### INSTRUCTIONS FOR THE TASK
All material below is to be reproduced exactly.

### RECORDS FOR THIS TASK
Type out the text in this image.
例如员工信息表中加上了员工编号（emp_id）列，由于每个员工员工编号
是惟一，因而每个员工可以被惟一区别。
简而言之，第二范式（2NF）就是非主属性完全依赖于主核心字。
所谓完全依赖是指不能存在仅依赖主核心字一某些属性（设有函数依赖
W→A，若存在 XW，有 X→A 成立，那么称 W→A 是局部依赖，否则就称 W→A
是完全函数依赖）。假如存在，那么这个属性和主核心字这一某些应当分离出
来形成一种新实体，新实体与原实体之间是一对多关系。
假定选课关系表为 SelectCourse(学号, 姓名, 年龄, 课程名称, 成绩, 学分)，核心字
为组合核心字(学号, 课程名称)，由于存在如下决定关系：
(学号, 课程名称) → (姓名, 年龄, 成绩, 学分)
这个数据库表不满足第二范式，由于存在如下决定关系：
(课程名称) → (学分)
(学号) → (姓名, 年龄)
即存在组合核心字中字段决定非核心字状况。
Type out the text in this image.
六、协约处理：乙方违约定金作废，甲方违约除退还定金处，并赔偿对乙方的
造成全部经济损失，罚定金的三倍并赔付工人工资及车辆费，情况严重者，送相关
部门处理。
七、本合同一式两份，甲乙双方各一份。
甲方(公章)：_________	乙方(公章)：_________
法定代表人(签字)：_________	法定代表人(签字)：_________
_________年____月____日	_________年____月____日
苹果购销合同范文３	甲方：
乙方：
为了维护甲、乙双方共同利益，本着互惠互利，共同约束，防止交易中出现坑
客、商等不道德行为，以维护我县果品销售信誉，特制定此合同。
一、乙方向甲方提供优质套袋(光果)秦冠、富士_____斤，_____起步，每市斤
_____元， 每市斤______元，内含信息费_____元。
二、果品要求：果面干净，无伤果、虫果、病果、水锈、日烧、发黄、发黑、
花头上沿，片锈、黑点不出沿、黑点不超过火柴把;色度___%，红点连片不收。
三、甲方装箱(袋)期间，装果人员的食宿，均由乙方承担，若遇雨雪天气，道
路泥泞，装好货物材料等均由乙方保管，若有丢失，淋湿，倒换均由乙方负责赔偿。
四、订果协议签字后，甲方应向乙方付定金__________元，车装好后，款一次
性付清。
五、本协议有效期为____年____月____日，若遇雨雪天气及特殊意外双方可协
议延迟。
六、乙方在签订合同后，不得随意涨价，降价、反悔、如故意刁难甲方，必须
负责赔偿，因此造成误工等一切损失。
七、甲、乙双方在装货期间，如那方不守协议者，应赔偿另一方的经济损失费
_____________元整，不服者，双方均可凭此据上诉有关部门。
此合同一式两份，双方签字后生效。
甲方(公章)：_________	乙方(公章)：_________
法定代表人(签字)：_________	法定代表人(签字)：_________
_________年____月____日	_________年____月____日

### ANSWER FOR THE TASK
Type out the text in this image.
例如员工信息表中加上了员工编号（emp_id）列，由于每个员工员工编号
是惟一，因而每个员工可以被惟一区别。
简而言之，第二范式（2NF）就是非主属性完全依赖于主核心字。
所谓完全依赖是指不能存在仅依赖主核心字一某些属性（设有函数依赖
W→A，若存在 XW，有 X→A 成立，那么称 W→A 是局部依赖，否则就称 W→A
是完全函数依赖）。假如存在，那么这个属性和主核心字这一某些应当分离出
来形成一种新实体，新实体与原实体之间是一对多关系。
假定选课关系表为 SelectCourse(学号, 姓名, 年龄, 课程名称, 成绩, 学分)，核心字
为组合核心字(学号, 课程名称)，由于存在如下决定关系：
(学号, 课程名称) → (姓名, 年龄, 成绩, 学分)
这个数据库表不满足第二范式，由于存在如下决定关系：
(课程名称) → (学分)
(学号) → (姓名, 年龄)
即存在组合核心字中字段决定非核心字状况。
Type out the text in this image.
六、协约处理：乙方违约定金作废，甲方违约除退还定金处，并赔偿对乙方的
造成全部经济损失，罚定金的三倍并赔付工人工资及车辆费，情况严重者，送相关
部门处理。
七、本合同一式两份，甲乙双方各一份。
甲方(公章)：_________	乙方(公章)：_________
法定代表人(签字)：_________	法定代表人(签字)：_________
_________年____月____日	_________年____月____日
苹果购销合同范文３	甲方：
乙方：
为了维护甲、乙双方共同利益，本着互惠互利，共同约束，防止交易中出现坑
客、商等不道德行为，以维护我县果品销售信誉，特制定此合同。
一、乙方向甲方提供优质套袋(光果)秦冠、富士_____斤，_____起步，每市斤
_____元， 每市斤______元，内含信息费_____元。
二、果品要求：果面干净，无伤果、虫果、病果、水锈、日烧、发黄、发黑、
花头上沿，片锈、黑点不出沿、黑点不超过火柴把;色度___%，红点连片不收。
三、甲方装箱(袋)期间，装果人员的食宿，均由乙方承担，若遇雨雪天气，道
路泥泞，装好货物材料等均由乙方保管，若有丢失，淋湿，倒换均由乙方负责赔偿。
四、订果协议签字后，甲方应向乙方付定金__________元，车装好后，款一次
性付清。
五、本协议有效期为____年____月____日，若遇雨雪天气及特殊意外双方可协
议延迟。
六、乙方在签订合同后，不得随意涨价，降价、反悔、如故意刁难甲方，必须
负责赔偿，因此造成误工等一切损失。
七、甲、乙双方在装货期间，如那方不守协议者，应赔偿另一方的经济损失费
_____________元整，不服者，双方均可凭此据上诉有关部门。
此合同一式两份，双方签字后生效。
甲方(公章)：_________	乙方(公章)：_________
法定代表人(签字)：_________	法定代表人(签字)：_________
_________年____月____日	_________年____月____日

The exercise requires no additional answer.